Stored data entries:
§ §

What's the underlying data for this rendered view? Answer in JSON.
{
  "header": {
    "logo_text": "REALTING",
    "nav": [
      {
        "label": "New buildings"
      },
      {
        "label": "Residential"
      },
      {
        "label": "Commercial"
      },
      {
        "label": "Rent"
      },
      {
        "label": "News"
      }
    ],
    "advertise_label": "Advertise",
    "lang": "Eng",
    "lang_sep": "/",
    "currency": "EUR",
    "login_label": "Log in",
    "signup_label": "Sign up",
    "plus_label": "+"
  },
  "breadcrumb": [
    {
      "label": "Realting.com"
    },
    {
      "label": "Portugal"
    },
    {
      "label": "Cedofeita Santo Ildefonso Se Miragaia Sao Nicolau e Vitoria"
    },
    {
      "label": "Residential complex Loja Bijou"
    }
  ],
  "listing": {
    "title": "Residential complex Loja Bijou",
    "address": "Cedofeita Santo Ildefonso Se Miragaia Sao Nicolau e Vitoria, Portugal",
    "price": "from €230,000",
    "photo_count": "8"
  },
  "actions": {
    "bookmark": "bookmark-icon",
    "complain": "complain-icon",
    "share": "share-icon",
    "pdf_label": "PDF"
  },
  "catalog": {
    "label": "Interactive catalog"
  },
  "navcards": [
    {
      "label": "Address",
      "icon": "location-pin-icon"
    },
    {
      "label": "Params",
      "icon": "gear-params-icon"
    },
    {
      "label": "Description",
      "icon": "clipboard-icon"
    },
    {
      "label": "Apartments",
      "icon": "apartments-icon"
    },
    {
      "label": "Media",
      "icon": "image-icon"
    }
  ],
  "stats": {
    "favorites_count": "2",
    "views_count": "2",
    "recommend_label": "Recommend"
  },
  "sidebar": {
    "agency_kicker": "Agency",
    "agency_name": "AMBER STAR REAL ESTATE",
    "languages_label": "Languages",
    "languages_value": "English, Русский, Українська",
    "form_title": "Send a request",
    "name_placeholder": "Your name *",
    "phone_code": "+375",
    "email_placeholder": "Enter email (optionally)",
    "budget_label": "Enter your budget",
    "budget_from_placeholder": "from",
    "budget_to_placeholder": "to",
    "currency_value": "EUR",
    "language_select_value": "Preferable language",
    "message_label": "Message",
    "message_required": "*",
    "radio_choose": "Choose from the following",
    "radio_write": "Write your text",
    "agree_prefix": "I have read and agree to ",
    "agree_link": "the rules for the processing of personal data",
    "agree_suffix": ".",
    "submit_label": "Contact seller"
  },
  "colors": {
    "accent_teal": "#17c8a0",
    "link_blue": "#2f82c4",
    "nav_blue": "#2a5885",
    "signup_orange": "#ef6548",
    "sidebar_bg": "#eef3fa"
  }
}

§ §

Goal
Exactly reproduce all of the entries.

Answer to this problem
What's the underlying data for this rendered view? Answer in JSON.
{
  "header": {
    "logo_text": "REALTING",
    "nav": [
      {
        "label": "New buildings"
      },
      {
        "label": "Residential"
      },
      {
        "label": "Commercial"
      },
      {
        "label": "Rent"
      },
      {
        "label": "News"
      }
    ],
    "advertise_label": "Advertise",
    "lang": "Eng",
    "lang_sep": "/",
    "currency": "EUR",
    "login_label": "Log in",
    "signup_label": "Sign up",
    "plus_label": "+"
  },
  "breadcrumb": [
    {
      "label": "Realting.com"
    },
    {
      "label": "Portugal"
    },
    {
      "label": "Cedofeita Santo Ildefonso Se Miragaia Sao Nicolau e Vitoria"
    },
    {
      "label": "Residential complex Loja Bijou"
    }
  ],
  "listing": {
    "title": "Residential complex Loja Bijou",
    "address": "Cedofeita Santo Ildefonso Se Miragaia Sao Nicolau e Vitoria, Portugal",
    "price": "from €230,000",
    "photo_count": "8"
  },
  "actions": {
    "bookmark": "bookmark-icon",
    "complain": "complain-icon",
    "share": "share-icon",
    "pdf_label": "PDF"
  },
  "catalog": {
    "label": "Interactive catalog"
  },
  "navcards": [
    {
      "label": "Address",
      "icon": "location-pin-icon"
    },
    {
      "label": "Params",
      "icon": "gear-params-icon"
    },
    {
      "label": "Description",
      "icon": "clipboard-icon"
    },
    {
      "label": "Apartments",
      "icon": "apartments-icon"
    },
    {
      "label": "Media",
      "icon": "image-icon"
    }
  ],
  "stats": {
    "favorites_count": "2",
    "views_count": "2",
    "recommend_label": "Recommend"
  },
  "sidebar": {
    "agency_kicker": "Agency",
    "agency_name": "AMBER STAR REAL ESTATE",
    "languages_label": "Languages",
    "languages_value": "English, Русский, Українська",
    "form_title": "Send a request",
    "name_placeholder": "Your name *",
    "phone_code": "+375",
    "email_placeholder": "Enter email (optionally)",
    "budget_label": "Enter your budget",
    "budget_from_placeholder": "from",
    "budget_to_placeholder": "to",
    "currency_value": "EUR",
    "language_select_value": "Preferable language",
    "message_label": "Message",
    "message_required": "*",
    "radio_choose": "Choose from the following",
    "radio_write": "Write your text",
    "agree_prefix": "I have read and agree to ",
    "agree_link": "the rules for the processing of personal data",
    "agree_suffix": ".",
    "submit_label": "Contact seller"
  },
  "colors": {
    "accent_teal": "#17c8a0",
    "link_blue": "#2f82c4",
    "nav_blue": "#2a5885",
    "signup_orange": "#ef6548",
    "sidebar_bg": "#eef3fa"
  }
}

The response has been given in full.